» **INSTRUCTION**
Each entry below must be repeated word for word.

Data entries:

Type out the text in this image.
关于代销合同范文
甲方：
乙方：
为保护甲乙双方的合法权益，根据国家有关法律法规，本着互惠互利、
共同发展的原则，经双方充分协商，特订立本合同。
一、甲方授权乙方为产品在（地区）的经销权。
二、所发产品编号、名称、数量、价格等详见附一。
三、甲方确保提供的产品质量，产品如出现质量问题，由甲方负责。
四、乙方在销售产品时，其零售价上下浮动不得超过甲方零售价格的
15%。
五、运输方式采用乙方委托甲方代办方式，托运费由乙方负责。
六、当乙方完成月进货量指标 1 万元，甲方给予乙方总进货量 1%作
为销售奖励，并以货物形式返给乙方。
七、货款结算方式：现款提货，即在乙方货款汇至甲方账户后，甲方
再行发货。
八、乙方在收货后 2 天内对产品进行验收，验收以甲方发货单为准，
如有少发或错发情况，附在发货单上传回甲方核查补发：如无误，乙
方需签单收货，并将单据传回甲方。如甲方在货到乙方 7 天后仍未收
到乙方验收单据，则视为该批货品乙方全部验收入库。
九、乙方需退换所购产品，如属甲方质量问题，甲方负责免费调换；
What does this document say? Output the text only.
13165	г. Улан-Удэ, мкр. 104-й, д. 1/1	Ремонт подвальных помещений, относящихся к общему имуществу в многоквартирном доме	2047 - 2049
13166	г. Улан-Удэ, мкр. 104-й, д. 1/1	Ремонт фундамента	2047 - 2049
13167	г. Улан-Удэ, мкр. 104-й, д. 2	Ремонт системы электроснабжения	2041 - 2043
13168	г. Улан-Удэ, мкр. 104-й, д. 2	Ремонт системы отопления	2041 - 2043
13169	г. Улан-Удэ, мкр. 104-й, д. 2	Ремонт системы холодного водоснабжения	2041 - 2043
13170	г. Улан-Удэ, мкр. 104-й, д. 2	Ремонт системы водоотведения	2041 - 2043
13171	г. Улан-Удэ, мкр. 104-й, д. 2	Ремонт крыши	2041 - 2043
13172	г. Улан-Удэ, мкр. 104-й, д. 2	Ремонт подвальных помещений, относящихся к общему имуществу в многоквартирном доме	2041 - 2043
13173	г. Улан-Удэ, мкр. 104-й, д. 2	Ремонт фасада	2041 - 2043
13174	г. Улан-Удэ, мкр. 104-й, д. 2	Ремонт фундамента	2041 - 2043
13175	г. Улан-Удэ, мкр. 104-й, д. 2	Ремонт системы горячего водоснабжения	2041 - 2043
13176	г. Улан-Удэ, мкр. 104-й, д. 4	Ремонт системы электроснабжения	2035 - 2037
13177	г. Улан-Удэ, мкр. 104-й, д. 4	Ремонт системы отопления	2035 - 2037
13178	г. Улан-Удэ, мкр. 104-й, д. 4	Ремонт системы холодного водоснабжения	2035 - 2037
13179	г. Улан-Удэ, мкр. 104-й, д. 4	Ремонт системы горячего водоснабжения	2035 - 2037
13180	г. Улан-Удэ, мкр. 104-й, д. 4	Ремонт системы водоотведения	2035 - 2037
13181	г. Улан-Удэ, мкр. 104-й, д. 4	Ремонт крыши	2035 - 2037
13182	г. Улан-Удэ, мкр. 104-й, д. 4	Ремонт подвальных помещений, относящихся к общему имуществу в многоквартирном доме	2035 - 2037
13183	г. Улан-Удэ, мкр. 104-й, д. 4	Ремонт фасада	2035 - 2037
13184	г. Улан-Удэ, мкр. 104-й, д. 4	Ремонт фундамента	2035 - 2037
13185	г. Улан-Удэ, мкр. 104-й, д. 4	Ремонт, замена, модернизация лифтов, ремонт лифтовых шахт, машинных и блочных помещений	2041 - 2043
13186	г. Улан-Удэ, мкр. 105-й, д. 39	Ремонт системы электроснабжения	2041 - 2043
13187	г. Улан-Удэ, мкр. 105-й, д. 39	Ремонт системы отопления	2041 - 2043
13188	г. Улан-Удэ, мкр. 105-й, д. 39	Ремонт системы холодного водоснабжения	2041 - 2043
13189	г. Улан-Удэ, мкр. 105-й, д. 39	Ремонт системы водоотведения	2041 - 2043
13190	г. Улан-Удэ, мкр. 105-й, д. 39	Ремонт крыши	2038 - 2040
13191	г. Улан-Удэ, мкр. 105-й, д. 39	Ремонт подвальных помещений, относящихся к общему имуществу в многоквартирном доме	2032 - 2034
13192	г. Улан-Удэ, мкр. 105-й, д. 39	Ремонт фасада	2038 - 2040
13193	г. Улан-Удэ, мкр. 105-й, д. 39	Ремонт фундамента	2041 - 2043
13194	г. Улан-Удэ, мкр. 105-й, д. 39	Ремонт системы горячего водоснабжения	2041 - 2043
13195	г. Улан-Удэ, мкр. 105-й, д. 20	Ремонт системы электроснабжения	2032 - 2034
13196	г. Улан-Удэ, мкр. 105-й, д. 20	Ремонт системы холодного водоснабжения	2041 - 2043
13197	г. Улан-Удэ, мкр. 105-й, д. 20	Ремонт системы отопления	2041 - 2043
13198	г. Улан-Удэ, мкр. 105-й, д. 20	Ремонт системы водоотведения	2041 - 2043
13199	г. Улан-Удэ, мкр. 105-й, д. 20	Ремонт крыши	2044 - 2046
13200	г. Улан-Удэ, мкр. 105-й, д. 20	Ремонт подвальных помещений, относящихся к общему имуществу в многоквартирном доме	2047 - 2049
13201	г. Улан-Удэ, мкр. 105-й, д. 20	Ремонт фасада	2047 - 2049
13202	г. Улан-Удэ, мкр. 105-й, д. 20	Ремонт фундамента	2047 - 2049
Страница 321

» **SOLUTION TO THE PROBLEM**
Type out the text in this image.
关于代销合同范文
甲方：
乙方：
为保护甲乙双方的合法权益，根据国家有关法律法规，本着互惠互利、
共同发展的原则，经双方充分协商，特订立本合同。
一、甲方授权乙方为产品在（地区）的经销权。
二、所发产品编号、名称、数量、价格等详见附一。
三、甲方确保提供的产品质量，产品如出现质量问题，由甲方负责。
四、乙方在销售产品时，其零售价上下浮动不得超过甲方零售价格的
15%。
五、运输方式采用乙方委托甲方代办方式，托运费由乙方负责。
六、当乙方完成月进货量指标 1 万元，甲方给予乙方总进货量 1%作
为销售奖励，并以货物形式返给乙方。
七、货款结算方式：现款提货，即在乙方货款汇至甲方账户后，甲方
再行发货。
八、乙方在收货后 2 天内对产品进行验收，验收以甲方发货单为准，
如有少发或错发情况，附在发货单上传回甲方核查补发：如无误，乙
方需签单收货，并将单据传回甲方。如甲方在货到乙方 7 天后仍未收
到乙方验收单据，则视为该批货品乙方全部验收入库。
九、乙方需退换所购产品，如属甲方质量问题，甲方负责免费调换；
What does this document say? Output the text only.
13165	г. Улан-Удэ, мкр. 104-й, д. 1/1	Ремонт подвальных помещений, относящихся к общему имуществу в многоквартирном доме	2047 - 2049
13166	г. Улан-Удэ, мкр. 104-й, д. 1/1	Ремонт фундамента	2047 - 2049
13167	г. Улан-Удэ, мкр. 104-й, д. 2	Ремонт системы электроснабжения	2041 - 2043
13168	г. Улан-Удэ, мкр. 104-й, д. 2	Ремонт системы отопления	2041 - 2043
13169	г. Улан-Удэ, мкр. 104-й, д. 2	Ремонт системы холодного водоснабжения	2041 - 2043
13170	г. Улан-Удэ, мкр. 104-й, д. 2	Ремонт системы водоотведения	2041 - 2043
13171	г. Улан-Удэ, мкр. 104-й, д. 2	Ремонт крыши	2041 - 2043
13172	г. Улан-Удэ, мкр. 104-й, д. 2	Ремонт подвальных помещений, относящихся к общему имуществу в многоквартирном доме	2041 - 2043
13173	г. Улан-Удэ, мкр. 104-й, д. 2	Ремонт фасада	2041 - 2043
13174	г. Улан-Удэ, мкр. 104-й, д. 2	Ремонт фундамента	2041 - 2043
13175	г. Улан-Удэ, мкр. 104-й, д. 2	Ремонт системы горячего водоснабжения	2041 - 2043
13176	г. Улан-Удэ, мкр. 104-й, д. 4	Ремонт системы электроснабжения	2035 - 2037
13177	г. Улан-Удэ, мкр. 104-й, д. 4	Ремонт системы отопления	2035 - 2037
13178	г. Улан-Удэ, мкр. 104-й, д. 4	Ремонт системы холодного водоснабжения	2035 - 2037
13179	г. Улан-Удэ, мкр. 104-й, д. 4	Ремонт системы горячего водоснабжения	2035 - 2037
13180	г. Улан-Удэ, мкр. 104-й, д. 4	Ремонт системы водоотведения	2035 - 2037
13181	г. Улан-Удэ, мкр. 104-й, д. 4	Ремонт крыши	2035 - 2037
13182	г. Улан-Удэ, мкр. 104-й, д. 4	Ремонт подвальных помещений, относящихся к общему имуществу в многоквартирном доме	2035 - 2037
13183	г. Улан-Удэ, мкр. 104-й, д. 4	Ремонт фасада	2035 - 2037
13184	г. Улан-Удэ, мкр. 104-й, д. 4	Ремонт фундамента	2035 - 2037
13185	г. Улан-Удэ, мкр. 104-й, д. 4	Ремонт, замена, модернизация лифтов, ремонт лифтовых шахт, машинных и блочных помещений	2041 - 2043
13186	г. Улан-Удэ, мкр. 105-й, д. 39	Ремонт системы электроснабжения	2041 - 2043
13187	г. Улан-Удэ, мкр. 105-й, д. 39	Ремонт системы отопления	2041 - 2043
13188	г. Улан-Удэ, мкр. 105-й, д. 39	Ремонт системы холодного водоснабжения	2041 - 2043
13189	г. Улан-Удэ, мкр. 105-й, д. 39	Ремонт системы водоотведения	2041 - 2043
13190	г. Улан-Удэ, мкр. 105-й, д. 39	Ремонт крыши	2038 - 2040
13191	г. Улан-Удэ, мкр. 105-й, д. 39	Ремонт подвальных помещений, относящихся к общему имуществу в многоквартирном доме	2032 - 2034
13192	г. Улан-Удэ, мкр. 105-й, д. 39	Ремонт фасада	2038 - 2040
13193	г. Улан-Удэ, мкр. 105-й, д. 39	Ремонт фундамента	2041 - 2043
13194	г. Улан-Удэ, мкр. 105-й, д. 39	Ремонт системы горячего водоснабжения	2041 - 2043
13195	г. Улан-Удэ, мкр. 105-й, д. 20	Ремонт системы электроснабжения	2032 - 2034
13196	г. Улан-Удэ, мкр. 105-й, д. 20	Ремонт системы холодного водоснабжения	2041 - 2043
13197	г. Улан-Удэ, мкр. 105-й, д. 20	Ремонт системы отопления	2041 - 2043
13198	г. Улан-Удэ, мкр. 105-й, д. 20	Ремонт системы водоотведения	2041 - 2043
13199	г. Улан-Удэ, мкр. 105-й, д. 20	Ремонт крыши	2044 - 2046
13200	г. Улан-Удэ, мкр. 105-й, д. 20	Ремонт подвальных помещений, относящихся к общему имуществу в многоквартирном доме	2047 - 2049
13201	г. Улан-Удэ, мкр. 105-й, д. 20	Ремонт фасада	2047 - 2049
13202	г. Улан-Удэ, мкр. 105-й, д. 20	Ремонт фундамента	2047 - 2049
Страница 321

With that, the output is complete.